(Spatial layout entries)
- - - - - - -
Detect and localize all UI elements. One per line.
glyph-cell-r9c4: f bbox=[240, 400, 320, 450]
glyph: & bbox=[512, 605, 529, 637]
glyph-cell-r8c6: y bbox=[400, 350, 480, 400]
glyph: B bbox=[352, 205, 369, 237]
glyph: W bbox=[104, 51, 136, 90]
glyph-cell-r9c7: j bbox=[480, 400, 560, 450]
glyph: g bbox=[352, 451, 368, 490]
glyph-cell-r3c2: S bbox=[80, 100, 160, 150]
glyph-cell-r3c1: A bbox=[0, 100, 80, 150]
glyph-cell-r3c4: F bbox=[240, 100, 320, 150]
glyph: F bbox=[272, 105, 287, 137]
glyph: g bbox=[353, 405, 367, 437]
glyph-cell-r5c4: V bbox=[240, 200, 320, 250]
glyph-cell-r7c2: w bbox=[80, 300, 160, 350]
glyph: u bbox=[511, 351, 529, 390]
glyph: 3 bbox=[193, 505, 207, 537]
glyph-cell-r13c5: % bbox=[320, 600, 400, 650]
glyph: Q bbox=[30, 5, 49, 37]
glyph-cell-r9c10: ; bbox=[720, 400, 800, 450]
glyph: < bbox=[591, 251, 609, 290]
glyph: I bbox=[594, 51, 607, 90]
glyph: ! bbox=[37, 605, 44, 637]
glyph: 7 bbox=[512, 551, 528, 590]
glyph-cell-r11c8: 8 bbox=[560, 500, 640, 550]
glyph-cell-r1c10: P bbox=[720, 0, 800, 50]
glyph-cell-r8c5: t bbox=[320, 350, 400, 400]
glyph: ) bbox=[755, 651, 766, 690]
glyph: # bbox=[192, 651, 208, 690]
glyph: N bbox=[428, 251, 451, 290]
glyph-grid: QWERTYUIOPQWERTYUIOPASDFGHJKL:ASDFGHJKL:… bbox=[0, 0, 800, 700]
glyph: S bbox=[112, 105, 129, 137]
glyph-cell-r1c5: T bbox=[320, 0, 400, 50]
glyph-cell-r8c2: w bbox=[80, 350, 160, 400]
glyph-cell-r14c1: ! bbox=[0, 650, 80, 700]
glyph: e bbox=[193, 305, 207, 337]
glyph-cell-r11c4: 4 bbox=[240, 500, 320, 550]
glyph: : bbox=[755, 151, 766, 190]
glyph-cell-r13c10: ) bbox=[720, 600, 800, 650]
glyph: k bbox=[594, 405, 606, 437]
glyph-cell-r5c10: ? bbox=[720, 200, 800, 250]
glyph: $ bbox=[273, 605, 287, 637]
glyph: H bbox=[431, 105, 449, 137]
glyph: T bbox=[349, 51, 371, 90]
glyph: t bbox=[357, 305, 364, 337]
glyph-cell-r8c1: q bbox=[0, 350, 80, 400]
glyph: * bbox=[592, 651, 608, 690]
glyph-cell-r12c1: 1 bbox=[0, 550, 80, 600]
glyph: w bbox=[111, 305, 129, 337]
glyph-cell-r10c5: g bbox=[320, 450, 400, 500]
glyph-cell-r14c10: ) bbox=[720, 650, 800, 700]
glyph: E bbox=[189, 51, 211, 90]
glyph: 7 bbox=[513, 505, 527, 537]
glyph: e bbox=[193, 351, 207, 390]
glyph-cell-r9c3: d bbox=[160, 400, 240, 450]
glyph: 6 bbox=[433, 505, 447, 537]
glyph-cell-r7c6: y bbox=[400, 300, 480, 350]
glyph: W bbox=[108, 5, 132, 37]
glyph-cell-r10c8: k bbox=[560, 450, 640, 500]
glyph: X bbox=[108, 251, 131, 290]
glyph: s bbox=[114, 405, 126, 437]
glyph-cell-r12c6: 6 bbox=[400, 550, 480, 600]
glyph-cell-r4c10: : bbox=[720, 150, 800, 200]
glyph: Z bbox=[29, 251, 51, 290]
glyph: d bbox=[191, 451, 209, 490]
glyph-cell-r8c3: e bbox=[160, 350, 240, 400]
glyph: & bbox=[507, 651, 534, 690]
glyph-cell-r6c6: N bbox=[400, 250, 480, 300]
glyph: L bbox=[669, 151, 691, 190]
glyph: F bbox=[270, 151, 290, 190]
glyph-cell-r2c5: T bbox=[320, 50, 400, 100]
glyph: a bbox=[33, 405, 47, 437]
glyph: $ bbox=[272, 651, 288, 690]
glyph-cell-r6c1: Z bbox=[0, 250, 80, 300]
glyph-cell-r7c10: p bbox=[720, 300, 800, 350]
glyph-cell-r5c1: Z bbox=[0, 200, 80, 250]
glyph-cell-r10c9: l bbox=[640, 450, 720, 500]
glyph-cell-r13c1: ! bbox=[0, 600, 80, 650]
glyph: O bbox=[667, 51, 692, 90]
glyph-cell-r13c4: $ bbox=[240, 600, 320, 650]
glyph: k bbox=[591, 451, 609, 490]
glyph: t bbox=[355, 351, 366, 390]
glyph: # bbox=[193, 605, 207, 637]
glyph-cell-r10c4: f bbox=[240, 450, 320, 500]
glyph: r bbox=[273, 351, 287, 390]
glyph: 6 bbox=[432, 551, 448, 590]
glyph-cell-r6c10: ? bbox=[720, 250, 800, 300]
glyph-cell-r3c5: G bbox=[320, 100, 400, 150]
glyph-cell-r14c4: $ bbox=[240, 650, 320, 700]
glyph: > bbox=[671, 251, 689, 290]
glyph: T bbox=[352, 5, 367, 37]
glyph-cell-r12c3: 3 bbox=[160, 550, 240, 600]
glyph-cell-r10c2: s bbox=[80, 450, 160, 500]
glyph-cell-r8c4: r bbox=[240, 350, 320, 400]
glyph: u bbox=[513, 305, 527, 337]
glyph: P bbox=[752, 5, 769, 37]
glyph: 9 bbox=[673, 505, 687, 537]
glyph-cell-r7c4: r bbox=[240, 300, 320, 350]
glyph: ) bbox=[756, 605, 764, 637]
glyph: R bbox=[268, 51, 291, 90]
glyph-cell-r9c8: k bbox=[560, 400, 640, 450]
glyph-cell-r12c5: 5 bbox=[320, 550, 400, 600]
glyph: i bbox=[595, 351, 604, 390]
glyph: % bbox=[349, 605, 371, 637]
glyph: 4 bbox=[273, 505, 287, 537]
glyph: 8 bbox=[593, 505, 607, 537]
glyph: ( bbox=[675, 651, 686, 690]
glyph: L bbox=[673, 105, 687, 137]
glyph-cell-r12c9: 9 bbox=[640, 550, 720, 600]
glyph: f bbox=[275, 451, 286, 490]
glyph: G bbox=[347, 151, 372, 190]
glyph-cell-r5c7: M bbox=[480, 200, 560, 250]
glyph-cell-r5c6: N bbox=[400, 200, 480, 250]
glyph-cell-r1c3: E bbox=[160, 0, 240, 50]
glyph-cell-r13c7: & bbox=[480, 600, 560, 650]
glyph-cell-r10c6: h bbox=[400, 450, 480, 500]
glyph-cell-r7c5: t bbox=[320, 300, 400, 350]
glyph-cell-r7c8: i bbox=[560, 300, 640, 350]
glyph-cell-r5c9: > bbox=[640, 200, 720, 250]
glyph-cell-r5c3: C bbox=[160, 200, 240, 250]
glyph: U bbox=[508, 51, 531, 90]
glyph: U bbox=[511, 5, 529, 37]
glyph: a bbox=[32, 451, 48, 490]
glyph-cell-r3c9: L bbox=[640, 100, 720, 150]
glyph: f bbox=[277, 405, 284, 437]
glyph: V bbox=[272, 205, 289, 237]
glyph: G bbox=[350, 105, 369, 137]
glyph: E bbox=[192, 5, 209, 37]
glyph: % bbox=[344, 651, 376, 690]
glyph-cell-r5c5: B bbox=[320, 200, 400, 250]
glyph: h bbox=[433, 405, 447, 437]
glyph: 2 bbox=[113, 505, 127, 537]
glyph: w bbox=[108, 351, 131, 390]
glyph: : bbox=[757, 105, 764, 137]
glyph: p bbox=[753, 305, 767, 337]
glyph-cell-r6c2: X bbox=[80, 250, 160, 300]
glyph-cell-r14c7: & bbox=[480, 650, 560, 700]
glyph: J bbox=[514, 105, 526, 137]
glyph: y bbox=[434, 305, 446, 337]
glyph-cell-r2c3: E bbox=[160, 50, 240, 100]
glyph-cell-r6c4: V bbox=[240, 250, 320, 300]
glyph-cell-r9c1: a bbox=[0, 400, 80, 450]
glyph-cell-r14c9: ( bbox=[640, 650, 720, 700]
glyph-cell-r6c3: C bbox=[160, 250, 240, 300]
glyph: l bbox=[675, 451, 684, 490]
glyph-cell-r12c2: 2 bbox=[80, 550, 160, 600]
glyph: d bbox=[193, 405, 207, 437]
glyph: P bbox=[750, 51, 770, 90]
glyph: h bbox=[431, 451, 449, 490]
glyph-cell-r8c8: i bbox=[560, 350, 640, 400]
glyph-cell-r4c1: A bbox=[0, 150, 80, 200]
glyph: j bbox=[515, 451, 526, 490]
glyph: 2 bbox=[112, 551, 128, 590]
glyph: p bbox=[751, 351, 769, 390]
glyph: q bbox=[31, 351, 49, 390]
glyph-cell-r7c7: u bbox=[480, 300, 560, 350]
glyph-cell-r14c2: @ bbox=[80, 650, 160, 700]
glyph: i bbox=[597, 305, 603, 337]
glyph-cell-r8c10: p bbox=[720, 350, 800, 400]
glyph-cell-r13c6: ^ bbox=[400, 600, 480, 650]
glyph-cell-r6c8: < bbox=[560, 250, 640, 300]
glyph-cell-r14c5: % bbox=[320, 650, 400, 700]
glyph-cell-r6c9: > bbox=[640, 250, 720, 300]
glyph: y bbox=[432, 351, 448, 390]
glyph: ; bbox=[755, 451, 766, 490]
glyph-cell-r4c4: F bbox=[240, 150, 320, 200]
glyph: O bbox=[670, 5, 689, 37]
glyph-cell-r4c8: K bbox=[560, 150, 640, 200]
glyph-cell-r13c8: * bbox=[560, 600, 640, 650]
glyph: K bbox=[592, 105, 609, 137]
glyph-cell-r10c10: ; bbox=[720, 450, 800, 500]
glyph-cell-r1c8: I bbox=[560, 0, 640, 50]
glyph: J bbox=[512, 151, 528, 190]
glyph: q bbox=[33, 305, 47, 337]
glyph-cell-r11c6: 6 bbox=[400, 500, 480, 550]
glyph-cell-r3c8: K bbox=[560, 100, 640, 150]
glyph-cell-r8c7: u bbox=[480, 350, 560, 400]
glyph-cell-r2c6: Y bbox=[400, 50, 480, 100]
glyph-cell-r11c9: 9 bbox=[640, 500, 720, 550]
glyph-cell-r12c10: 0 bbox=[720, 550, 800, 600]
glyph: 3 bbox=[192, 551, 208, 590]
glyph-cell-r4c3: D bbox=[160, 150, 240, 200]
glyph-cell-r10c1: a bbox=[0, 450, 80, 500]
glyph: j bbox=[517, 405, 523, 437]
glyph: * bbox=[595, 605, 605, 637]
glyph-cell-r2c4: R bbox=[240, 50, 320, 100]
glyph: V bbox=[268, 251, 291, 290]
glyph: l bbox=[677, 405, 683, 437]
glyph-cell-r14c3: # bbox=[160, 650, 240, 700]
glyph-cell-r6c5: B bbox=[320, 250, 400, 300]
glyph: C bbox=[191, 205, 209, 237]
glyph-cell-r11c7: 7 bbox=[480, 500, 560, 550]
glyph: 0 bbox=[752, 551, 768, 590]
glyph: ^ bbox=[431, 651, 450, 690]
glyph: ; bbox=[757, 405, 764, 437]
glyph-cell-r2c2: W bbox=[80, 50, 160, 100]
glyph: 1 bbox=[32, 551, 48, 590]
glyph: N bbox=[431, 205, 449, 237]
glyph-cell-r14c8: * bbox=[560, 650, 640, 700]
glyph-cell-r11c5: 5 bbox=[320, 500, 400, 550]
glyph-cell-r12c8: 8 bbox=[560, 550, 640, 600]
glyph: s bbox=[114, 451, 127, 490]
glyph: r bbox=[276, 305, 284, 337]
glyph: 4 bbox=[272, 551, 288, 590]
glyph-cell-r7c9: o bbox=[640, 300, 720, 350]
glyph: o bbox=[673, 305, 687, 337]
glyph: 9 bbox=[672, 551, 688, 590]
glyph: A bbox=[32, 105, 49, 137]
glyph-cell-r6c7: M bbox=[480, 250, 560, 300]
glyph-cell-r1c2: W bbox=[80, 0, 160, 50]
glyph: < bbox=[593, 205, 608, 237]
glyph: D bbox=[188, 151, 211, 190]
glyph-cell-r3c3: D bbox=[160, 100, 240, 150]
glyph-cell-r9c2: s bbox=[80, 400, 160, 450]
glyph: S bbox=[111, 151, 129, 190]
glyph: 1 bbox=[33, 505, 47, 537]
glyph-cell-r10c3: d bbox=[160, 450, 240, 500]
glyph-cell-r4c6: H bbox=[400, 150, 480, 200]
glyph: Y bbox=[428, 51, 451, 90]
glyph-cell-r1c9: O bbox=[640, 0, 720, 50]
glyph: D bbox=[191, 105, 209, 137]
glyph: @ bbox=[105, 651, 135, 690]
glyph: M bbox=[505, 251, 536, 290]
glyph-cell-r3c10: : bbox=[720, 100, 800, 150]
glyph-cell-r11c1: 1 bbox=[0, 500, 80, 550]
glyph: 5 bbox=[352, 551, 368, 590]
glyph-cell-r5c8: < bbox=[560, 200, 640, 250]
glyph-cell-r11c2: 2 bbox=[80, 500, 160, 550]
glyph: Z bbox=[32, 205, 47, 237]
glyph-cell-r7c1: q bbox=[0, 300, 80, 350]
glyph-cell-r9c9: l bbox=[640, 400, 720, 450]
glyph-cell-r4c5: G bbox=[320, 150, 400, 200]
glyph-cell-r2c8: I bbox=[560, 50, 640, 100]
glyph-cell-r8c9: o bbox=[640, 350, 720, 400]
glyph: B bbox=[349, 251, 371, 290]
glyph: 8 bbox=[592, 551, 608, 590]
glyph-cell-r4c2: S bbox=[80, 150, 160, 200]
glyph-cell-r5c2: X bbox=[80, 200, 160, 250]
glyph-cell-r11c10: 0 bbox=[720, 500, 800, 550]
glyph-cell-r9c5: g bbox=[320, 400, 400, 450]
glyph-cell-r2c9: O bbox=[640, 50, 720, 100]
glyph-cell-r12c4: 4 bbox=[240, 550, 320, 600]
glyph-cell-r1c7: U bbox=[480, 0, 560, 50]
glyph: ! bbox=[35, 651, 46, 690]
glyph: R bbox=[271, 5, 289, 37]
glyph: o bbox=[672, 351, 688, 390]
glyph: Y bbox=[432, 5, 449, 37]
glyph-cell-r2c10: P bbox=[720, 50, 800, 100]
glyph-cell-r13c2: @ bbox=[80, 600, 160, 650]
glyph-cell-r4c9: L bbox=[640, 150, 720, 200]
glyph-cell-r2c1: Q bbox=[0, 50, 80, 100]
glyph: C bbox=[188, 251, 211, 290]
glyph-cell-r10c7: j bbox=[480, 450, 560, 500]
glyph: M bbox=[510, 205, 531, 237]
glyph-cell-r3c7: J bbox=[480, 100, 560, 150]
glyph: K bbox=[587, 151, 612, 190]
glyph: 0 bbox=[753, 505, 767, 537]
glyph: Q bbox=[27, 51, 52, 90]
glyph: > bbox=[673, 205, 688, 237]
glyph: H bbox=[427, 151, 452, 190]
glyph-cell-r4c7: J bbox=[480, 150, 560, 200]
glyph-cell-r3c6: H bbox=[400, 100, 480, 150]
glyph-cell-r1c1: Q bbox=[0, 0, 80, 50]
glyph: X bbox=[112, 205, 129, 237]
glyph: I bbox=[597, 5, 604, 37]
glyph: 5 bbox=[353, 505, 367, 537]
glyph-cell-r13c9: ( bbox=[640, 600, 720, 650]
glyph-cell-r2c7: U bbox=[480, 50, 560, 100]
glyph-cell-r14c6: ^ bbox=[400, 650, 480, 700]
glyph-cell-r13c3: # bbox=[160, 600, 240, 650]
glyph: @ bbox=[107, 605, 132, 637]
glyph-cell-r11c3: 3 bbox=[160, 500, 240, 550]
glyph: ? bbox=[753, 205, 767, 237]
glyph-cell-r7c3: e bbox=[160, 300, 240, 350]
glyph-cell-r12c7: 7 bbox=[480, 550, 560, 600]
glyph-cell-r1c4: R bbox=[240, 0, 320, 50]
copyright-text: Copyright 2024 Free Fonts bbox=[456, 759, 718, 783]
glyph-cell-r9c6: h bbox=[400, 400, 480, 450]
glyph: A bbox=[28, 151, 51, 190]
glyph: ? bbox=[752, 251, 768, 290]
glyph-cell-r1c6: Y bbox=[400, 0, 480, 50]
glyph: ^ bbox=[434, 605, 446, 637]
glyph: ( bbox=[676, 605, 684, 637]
- - - - - - -
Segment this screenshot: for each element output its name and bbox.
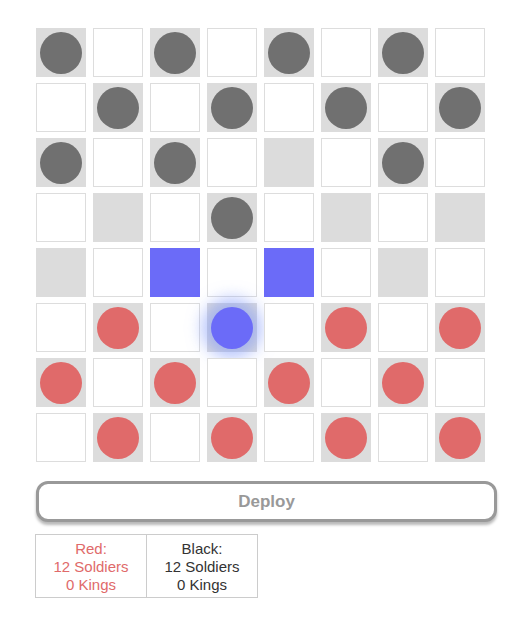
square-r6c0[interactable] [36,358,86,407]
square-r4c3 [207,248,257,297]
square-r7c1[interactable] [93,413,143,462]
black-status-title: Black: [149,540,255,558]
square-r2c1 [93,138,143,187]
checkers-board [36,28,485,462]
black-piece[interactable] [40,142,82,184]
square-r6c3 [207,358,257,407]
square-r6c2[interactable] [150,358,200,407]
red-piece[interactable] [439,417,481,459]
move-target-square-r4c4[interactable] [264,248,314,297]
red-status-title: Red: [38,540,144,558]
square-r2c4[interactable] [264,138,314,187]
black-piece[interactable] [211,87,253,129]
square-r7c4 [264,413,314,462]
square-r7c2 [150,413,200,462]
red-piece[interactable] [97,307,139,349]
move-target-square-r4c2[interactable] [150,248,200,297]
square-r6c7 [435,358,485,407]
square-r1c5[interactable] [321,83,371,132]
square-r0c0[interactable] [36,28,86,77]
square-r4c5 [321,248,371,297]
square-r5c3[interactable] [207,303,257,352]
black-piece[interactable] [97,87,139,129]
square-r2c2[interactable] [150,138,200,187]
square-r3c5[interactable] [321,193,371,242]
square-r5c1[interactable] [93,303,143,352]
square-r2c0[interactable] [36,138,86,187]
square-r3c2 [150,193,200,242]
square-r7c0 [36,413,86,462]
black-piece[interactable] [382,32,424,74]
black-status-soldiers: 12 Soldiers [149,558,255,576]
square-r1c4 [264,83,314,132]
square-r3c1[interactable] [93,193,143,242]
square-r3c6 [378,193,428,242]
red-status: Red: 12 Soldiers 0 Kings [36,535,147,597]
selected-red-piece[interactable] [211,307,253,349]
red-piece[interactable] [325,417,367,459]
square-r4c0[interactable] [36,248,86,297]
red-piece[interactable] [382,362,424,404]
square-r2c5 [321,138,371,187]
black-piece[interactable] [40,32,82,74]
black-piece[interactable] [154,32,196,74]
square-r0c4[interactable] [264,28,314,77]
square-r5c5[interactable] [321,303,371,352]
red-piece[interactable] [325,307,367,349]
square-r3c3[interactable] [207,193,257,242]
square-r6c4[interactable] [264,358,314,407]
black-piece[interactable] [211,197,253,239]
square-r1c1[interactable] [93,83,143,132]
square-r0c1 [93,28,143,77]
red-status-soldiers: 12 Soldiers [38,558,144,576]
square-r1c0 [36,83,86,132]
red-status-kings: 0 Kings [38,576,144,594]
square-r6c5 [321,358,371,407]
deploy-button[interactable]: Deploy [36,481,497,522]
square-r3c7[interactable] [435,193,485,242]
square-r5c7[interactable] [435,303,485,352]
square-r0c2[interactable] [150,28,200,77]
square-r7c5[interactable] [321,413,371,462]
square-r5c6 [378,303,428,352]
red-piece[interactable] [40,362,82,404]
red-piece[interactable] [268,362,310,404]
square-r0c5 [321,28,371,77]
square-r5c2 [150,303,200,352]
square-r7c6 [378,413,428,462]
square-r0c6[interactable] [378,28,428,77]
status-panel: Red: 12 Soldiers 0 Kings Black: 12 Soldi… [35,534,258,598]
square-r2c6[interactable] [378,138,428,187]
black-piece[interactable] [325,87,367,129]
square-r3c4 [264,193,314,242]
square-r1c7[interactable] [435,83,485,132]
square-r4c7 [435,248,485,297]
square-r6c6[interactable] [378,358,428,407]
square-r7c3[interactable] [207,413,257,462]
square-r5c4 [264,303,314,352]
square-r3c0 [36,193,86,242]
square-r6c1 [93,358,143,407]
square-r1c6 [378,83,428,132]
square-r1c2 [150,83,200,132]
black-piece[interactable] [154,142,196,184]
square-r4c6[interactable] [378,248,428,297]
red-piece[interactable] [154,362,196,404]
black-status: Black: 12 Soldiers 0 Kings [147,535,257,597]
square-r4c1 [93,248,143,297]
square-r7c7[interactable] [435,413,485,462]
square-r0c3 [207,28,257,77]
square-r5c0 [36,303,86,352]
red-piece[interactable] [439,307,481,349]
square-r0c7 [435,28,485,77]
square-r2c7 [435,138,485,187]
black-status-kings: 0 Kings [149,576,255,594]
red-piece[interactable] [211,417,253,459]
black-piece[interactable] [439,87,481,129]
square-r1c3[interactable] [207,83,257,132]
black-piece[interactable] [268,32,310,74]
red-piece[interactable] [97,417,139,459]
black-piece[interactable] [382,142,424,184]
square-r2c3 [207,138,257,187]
- - - - - - -
# TASK TO CARRY OUT:
Write out again the rows from the one holding "Detect and localize" through the one holding "glyph: g bbox=[352, 451, 368, 490]", inclusive, switching "bbox" to "box" and keeping everything else unchanged.

# CORRECT OUTPUT:
Detect and localize all UI elements. One per line.
glyph-cell-r9c4: f box=[240, 400, 320, 450]
glyph: & box=[512, 605, 529, 637]
glyph-cell-r8c6: y box=[400, 350, 480, 400]
glyph: B box=[352, 205, 369, 237]
glyph: W box=[104, 51, 136, 90]
glyph-cell-r9c7: j box=[480, 400, 560, 450]
glyph: g box=[352, 451, 368, 490]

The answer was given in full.